**TASK PROMPT:**
Count the lines that hold the string "text". Reply with the number alone.
-- start of SUPPLIED RECORDS --
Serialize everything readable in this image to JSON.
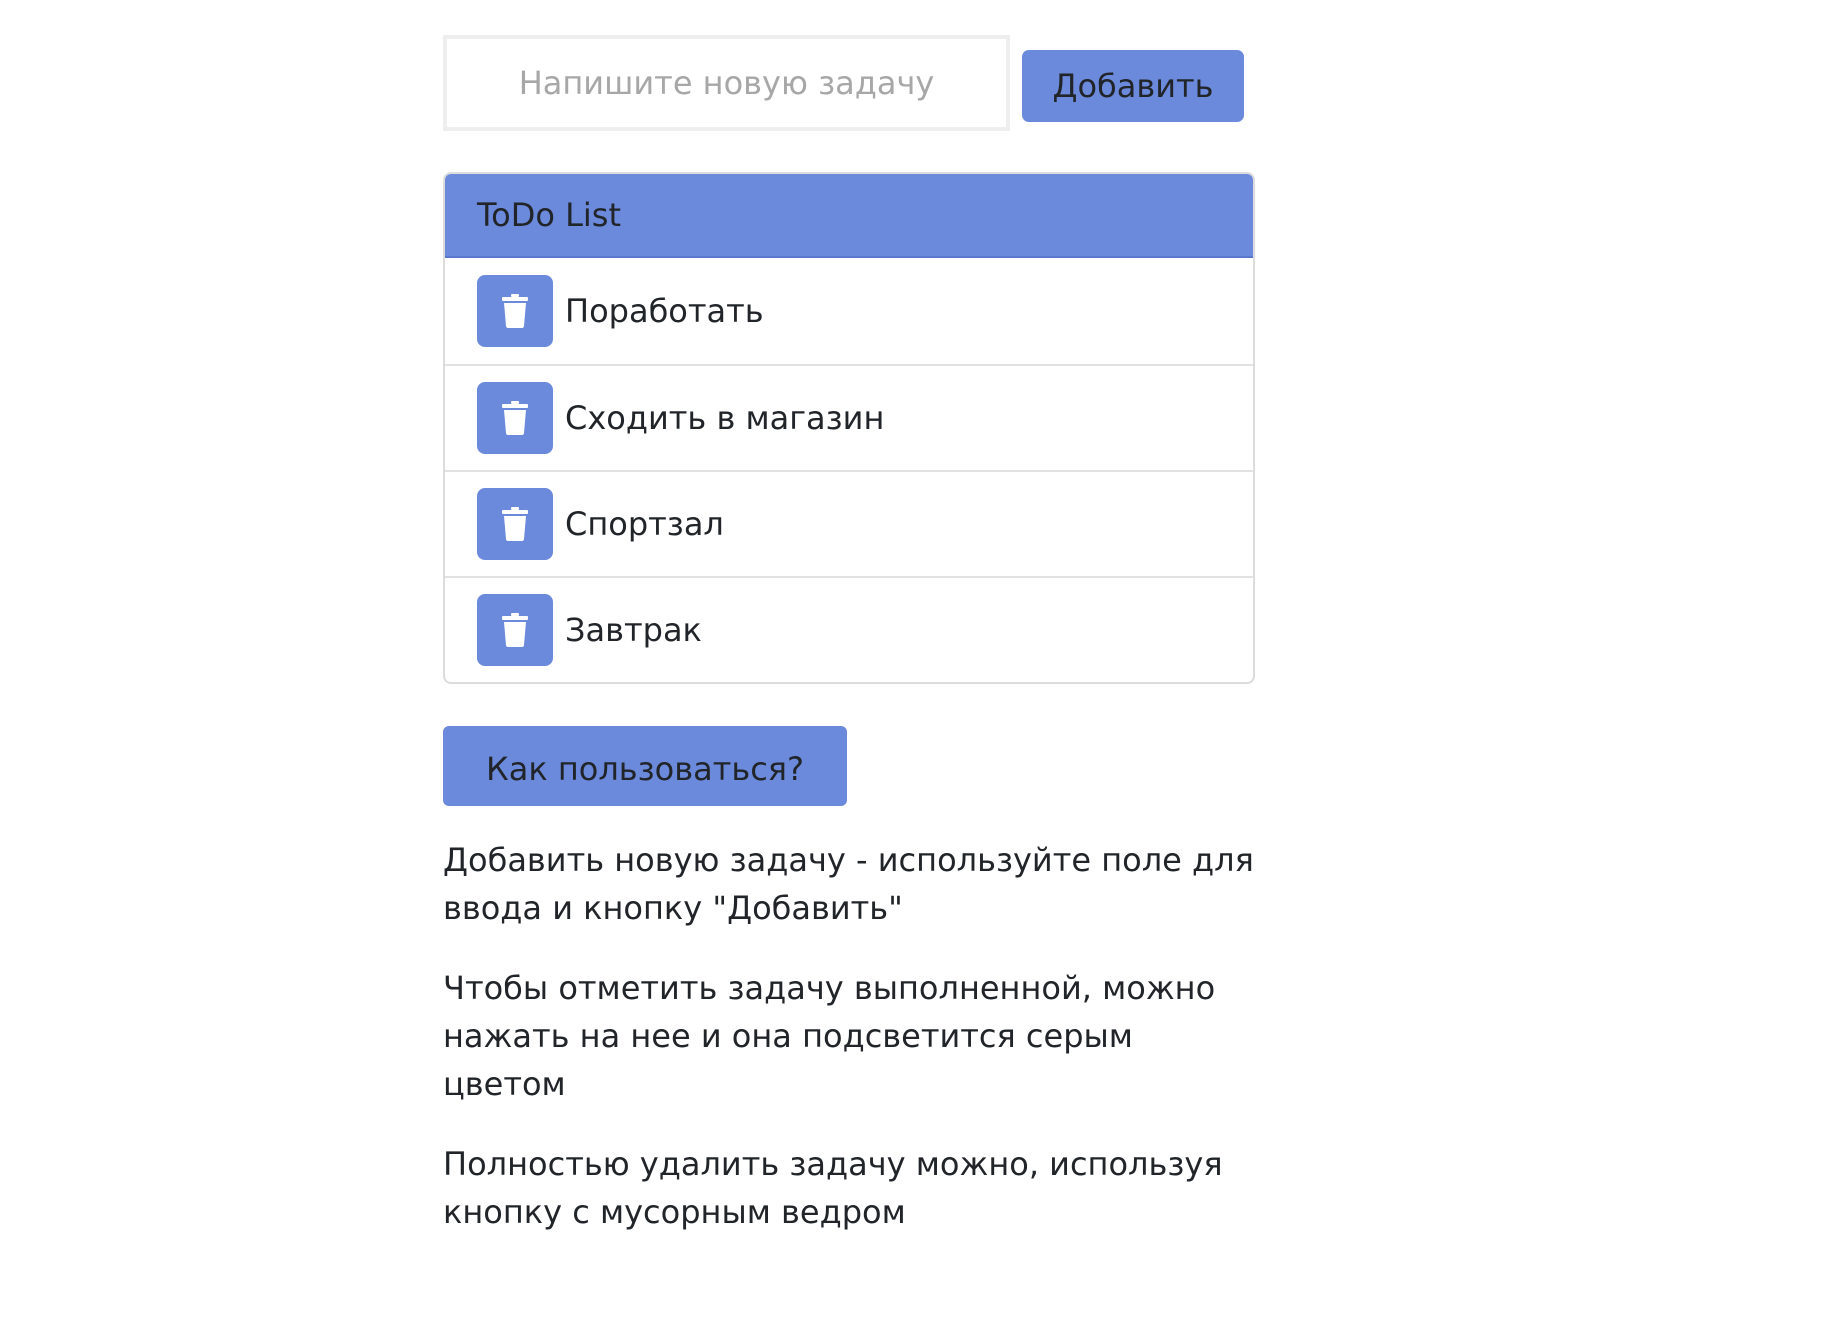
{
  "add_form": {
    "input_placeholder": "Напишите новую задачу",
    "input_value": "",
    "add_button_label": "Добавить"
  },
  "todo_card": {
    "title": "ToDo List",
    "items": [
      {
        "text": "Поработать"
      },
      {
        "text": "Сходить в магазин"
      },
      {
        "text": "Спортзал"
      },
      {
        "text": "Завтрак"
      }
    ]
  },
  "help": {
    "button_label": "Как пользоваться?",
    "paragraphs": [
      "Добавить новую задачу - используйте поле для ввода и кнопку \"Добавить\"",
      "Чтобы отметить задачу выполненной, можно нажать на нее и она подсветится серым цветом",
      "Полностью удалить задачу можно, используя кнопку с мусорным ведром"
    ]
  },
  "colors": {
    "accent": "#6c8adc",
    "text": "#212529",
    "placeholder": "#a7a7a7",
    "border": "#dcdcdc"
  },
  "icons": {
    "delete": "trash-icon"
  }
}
-- end of SUPPLIED RECORDS --
**OUTPUT OF THE EXERCISE:**
5